[Exercise prompt]
Copy the records below exactly, leaving out every picture.

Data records
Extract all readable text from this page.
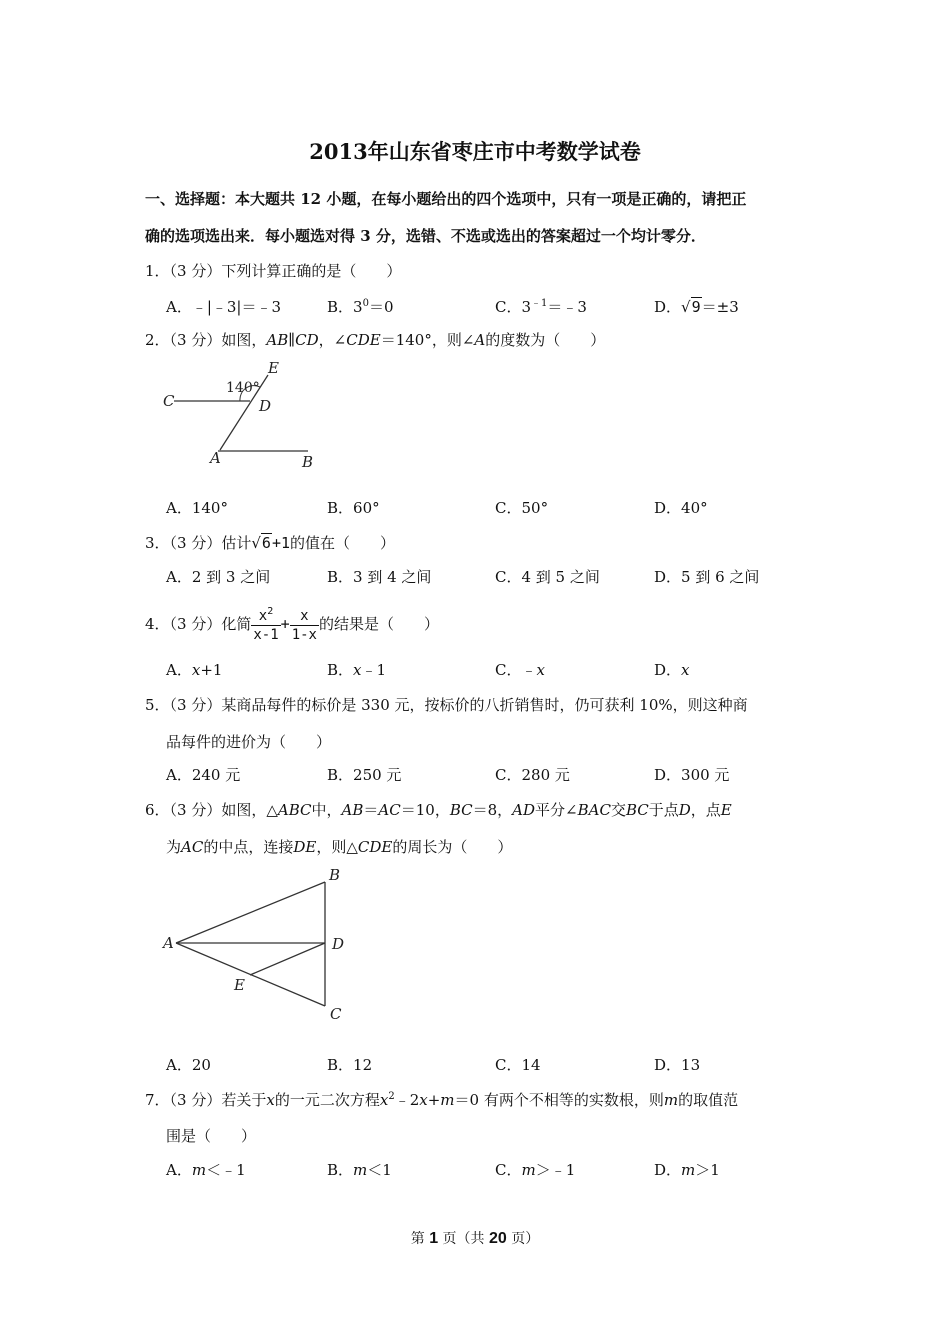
2013年山东省枣庄市中考数学试卷
一、选择题：本大题共 12 小题，在每小题给出的四个选项中，只有一项是正确的，请把正
确的选项选出来．每小题选对得 3 分，选错、不选或选出的答案超过一个均计零分．
1．（3 分）下列计算正确的是（　　）
A．﹣|﹣3|＝﹣3	B．$3^0=0$	C．$3^{﹣1}=﹣3$	D．√9＝±3
2．（3 分）如图，AB∥CD，∠CDE＝140°，则∠A的度数为（　　）
140°
C	D
E
A	B
A．140°	B．60°	C．50°	D．40°
3．（3 分）估计√6+1的值在（　　）
A．2 到 3 之间	B．3 到 4 之间	C．4 到 5 之间	D．5 到 6 之间
4．（3 分）化简 $\frac{x^2}{x-1} + \frac{x}{1-x}$ 的结果是（　　）
A．x+1	B．x﹣1	C．﹣x	D．x
5．（3 分）某商品每件的标价是 330 元，按标价的八折销售时，仍可获利 10%，则这种商
品每件的进价为（　　）
A．240 元	B．250 元	C．280 元	D．300 元
6．（3 分）如图，△ABC中，AB＝AC＝10，BC＝8，AD平分∠BAC交BC于点D，点E
为AC的中点，连接DE，则△CDE的周长为（　　）
A
B
C
D
E
A．20	B．12	C．14	D．13
7．（3 分）若关于x的一元二次方程$x^2﹣2x+m=0$ 有两个不相等的实数根，则m的取值范
围是（　　）
A．m＜﹣1	B．m＜1	C．m＞﹣1	D．m＞1
第 1 页（共 20 页）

[Exercise result]
Extract all readable text from this page.
2013年山东省枣庄市中考数学试卷
一、选择题：本大题共 12 小题，在每小题给出的四个选项中，只有一项是正确的，请把正
确的选项选出来．每小题选对得 3 分，选错、不选或选出的答案超过一个均计零分．
1．（3 分）下列计算正确的是（　　）
A．﹣|﹣3|＝﹣3	B．$3^0=0$	C．$3^{﹣1}=﹣3$	D．√9＝±3
2．（3 分）如图，AB∥CD，∠CDE＝140°，则∠A的度数为（　　）
140°
C	D
E
A	B
A．140°	B．60°	C．50°	D．40°
3．（3 分）估计√6+1的值在（　　）
A．2 到 3 之间	B．3 到 4 之间	C．4 到 5 之间	D．5 到 6 之间
4．（3 分）化简 $\frac{x^2}{x-1} + \frac{x}{1-x}$ 的结果是（　　）
A．x+1	B．x﹣1	C．﹣x	D．x
5．（3 分）某商品每件的标价是 330 元，按标价的八折销售时，仍可获利 10%，则这种商
品每件的进价为（　　）
A．240 元	B．250 元	C．280 元	D．300 元
6．（3 分）如图，△ABC中，AB＝AC＝10，BC＝8，AD平分∠BAC交BC于点D，点E
为AC的中点，连接DE，则△CDE的周长为（　　）
A
B
C
D
E
A．20	B．12	C．14	D．13
7．（3 分）若关于x的一元二次方程$x^2﹣2x+m=0$ 有两个不相等的实数根，则m的取值范
围是（　　）
A．m＜﹣1	B．m＜1	C．m＞﹣1	D．m＞1
第 1 页（共 20 页）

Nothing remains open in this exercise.